■ **GIVEN PROBLEM**: Look through the material below for "subtitle". Copy every line that contains it.

= = = = =

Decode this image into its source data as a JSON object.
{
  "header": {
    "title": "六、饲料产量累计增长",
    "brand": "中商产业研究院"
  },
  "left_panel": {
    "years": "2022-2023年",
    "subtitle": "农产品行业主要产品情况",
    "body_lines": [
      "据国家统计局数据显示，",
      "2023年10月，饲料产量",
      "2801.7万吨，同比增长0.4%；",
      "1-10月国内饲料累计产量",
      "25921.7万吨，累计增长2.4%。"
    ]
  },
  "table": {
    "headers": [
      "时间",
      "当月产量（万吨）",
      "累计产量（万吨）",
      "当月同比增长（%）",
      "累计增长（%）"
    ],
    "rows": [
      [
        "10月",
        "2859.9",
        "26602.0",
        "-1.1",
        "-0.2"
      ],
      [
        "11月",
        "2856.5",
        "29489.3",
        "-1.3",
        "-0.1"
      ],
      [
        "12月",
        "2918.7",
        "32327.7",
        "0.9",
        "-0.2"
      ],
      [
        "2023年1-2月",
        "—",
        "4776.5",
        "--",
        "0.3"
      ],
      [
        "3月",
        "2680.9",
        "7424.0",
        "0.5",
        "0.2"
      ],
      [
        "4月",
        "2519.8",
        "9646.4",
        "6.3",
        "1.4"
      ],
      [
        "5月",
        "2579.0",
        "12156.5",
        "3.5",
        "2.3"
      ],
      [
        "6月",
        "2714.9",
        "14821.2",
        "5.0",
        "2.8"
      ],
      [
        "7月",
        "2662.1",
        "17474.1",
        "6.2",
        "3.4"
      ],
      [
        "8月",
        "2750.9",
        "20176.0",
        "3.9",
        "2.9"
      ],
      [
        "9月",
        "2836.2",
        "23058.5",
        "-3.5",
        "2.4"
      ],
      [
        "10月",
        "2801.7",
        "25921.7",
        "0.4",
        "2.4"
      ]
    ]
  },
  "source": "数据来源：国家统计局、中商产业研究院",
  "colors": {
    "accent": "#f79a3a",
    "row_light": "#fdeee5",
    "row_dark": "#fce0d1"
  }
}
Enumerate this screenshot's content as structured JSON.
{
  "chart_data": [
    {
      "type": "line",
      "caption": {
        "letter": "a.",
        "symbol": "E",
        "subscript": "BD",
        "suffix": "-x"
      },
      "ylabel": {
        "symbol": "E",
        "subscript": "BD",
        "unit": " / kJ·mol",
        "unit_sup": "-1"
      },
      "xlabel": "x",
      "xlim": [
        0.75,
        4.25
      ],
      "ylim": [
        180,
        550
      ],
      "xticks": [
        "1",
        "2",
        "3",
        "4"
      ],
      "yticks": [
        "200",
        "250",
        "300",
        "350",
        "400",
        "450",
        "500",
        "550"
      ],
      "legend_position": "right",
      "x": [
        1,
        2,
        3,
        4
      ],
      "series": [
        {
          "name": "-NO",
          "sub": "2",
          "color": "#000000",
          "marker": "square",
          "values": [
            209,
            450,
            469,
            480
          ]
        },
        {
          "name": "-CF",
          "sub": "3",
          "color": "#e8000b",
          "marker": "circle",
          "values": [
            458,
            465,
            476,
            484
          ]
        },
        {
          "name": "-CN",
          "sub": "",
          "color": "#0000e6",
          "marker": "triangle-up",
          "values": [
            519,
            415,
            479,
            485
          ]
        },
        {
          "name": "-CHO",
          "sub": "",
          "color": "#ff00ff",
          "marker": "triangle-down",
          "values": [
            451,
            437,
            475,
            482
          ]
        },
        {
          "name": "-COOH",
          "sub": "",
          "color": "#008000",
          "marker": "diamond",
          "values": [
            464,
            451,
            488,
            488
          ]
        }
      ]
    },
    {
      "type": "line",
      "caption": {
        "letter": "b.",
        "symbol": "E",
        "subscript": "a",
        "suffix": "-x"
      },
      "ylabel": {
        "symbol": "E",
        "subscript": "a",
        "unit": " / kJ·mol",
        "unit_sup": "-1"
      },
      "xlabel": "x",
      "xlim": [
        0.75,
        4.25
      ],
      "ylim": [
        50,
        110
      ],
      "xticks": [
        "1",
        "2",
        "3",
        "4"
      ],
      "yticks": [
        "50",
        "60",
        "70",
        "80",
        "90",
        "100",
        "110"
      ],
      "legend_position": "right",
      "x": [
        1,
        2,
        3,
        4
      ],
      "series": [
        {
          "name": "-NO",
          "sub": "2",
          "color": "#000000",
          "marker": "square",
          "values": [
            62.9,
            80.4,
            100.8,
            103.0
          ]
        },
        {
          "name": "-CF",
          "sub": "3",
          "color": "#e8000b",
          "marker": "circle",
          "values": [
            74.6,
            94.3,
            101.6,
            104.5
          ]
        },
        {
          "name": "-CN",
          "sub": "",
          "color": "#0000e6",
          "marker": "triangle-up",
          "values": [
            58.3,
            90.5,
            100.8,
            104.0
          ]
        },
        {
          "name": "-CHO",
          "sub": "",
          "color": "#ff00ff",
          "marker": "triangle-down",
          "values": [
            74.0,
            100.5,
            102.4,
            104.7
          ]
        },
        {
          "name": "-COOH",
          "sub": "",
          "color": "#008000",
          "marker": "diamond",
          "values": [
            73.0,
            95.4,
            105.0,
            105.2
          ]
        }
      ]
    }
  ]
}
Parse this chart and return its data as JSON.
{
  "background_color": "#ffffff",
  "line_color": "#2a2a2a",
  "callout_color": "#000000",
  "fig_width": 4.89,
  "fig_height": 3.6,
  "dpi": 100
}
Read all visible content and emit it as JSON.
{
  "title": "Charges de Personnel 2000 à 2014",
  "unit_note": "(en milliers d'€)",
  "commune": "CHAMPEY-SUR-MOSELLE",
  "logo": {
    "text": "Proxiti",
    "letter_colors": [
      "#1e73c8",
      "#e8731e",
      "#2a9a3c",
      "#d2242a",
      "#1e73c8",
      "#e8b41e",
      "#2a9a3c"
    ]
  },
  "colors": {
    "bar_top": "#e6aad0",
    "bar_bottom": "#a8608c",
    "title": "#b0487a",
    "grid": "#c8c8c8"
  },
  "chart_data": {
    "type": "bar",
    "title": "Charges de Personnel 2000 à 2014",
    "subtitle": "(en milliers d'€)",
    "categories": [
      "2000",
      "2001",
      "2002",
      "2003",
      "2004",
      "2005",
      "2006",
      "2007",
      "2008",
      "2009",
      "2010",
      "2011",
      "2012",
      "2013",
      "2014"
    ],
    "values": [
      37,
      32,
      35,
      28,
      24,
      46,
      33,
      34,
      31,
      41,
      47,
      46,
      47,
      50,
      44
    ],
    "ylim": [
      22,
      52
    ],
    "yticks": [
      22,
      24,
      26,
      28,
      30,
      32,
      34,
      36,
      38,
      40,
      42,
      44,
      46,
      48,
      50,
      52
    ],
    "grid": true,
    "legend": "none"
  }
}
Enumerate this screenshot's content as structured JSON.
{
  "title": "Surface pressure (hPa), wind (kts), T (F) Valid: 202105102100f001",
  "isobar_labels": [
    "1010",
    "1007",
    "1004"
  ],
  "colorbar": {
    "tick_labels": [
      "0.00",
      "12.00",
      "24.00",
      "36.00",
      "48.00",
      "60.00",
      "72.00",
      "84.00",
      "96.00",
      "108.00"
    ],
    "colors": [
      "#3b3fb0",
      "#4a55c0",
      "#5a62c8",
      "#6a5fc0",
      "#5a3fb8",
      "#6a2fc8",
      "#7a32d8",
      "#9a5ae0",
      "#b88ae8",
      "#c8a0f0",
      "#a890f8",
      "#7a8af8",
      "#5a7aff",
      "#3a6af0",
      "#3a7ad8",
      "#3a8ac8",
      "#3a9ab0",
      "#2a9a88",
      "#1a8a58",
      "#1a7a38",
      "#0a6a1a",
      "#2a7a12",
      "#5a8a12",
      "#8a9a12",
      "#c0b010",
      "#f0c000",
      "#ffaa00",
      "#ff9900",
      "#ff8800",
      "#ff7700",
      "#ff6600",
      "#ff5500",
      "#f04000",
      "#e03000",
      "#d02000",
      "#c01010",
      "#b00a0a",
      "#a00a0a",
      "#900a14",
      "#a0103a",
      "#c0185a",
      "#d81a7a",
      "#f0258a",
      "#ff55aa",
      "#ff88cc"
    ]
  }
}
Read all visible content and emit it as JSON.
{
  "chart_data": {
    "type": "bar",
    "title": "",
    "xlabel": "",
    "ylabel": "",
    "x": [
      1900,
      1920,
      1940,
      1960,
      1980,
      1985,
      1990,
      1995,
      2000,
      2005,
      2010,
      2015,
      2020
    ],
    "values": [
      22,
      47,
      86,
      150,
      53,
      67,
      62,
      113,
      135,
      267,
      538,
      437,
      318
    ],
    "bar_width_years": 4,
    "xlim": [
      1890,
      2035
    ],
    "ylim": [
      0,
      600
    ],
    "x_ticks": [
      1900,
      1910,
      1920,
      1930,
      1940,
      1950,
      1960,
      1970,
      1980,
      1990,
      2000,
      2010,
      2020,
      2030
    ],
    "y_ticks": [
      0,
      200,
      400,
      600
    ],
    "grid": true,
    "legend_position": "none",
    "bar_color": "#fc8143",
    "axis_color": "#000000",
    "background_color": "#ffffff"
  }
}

= = = = =

■ **OUTPUT FOR THIS TASK**:
    "subtitle": "农产品行业主要产品情况",
    "subtitle": "(en milliers d'€)",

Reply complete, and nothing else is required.